Given problem » Transcribe every entry word for word, but skip the images.

——————

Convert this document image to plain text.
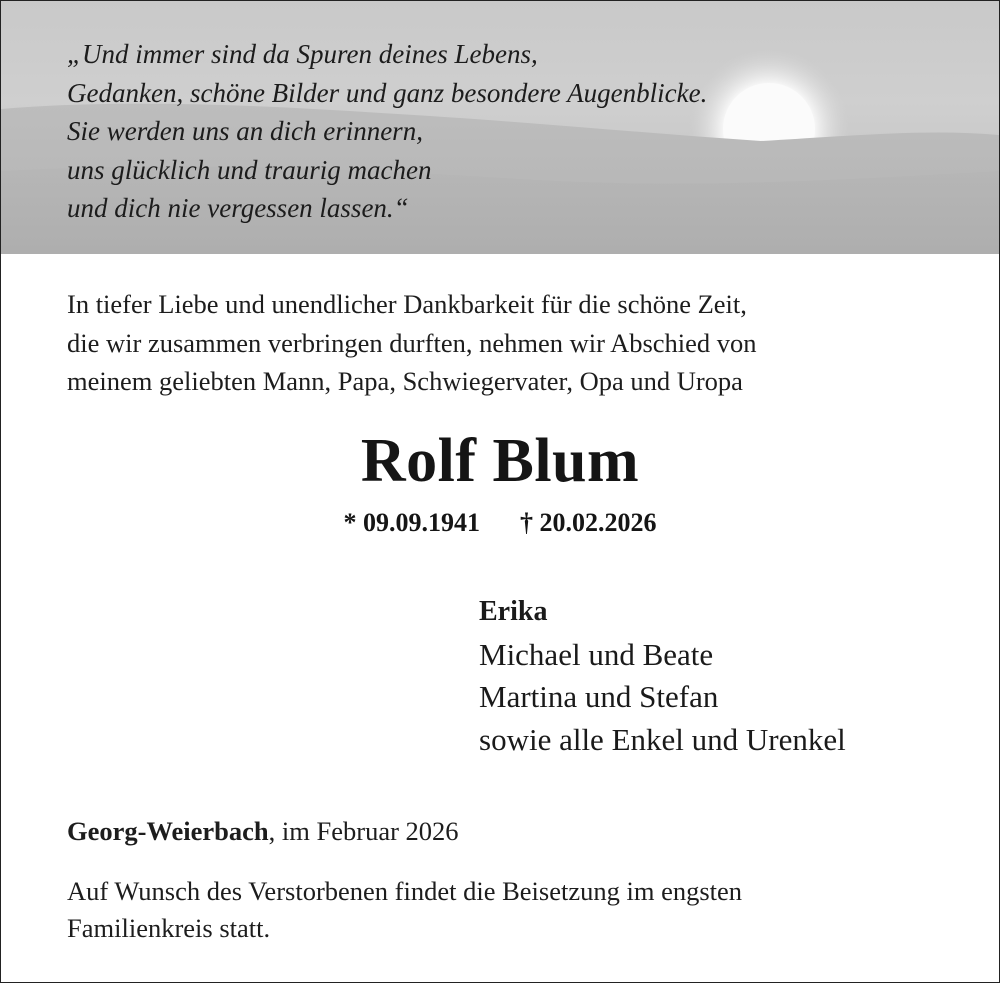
„Und immer sind da Spuren deines Lebens,
Gedanken, schöne Bilder und ganz besondere Augenblicke.
Sie werden uns an dich erinnern,
uns glücklich und traurig machen
und dich nie vergessen lassen.“
In tiefer Liebe und unendlicher Dankbarkeit für die schöne Zeit,
die wir zusammen verbringen durften, nehmen wir Abschied von
meinem geliebten Mann, Papa, Schwiegervater, Opa und Uropa
Rolf Blum
* 09.09.1941 † 20.02.2026
Erika
Michael und Beate
Martina und Stefan
sowie alle Enkel und Urenkel
Georg-Weierbach, im Februar 2026
Auf Wunsch des Verstorbenen findet die Beisetzung im engsten
Familienkreis statt.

——————

Exercise solution »
Convert this document image to plain text.
„Und immer sind da Spuren deines Lebens,
Gedanken, schöne Bilder und ganz besondere Augenblicke.
Sie werden uns an dich erinnern,
uns glücklich und traurig machen
und dich nie vergessen lassen.“
In tiefer Liebe und unendlicher Dankbarkeit für die schöne Zeit,
die wir zusammen verbringen durften, nehmen wir Abschied von
meinem geliebten Mann, Papa, Schwiegervater, Opa und Uropa
Rolf Blum
* 09.09.1941 † 20.02.2026
Erika
Michael und Beate
Martina und Stefan
sowie alle Enkel und Urenkel
Georg-Weierbach, im Februar 2026
Auf Wunsch des Verstorbenen findet die Beisetzung im engsten
Familienkreis statt.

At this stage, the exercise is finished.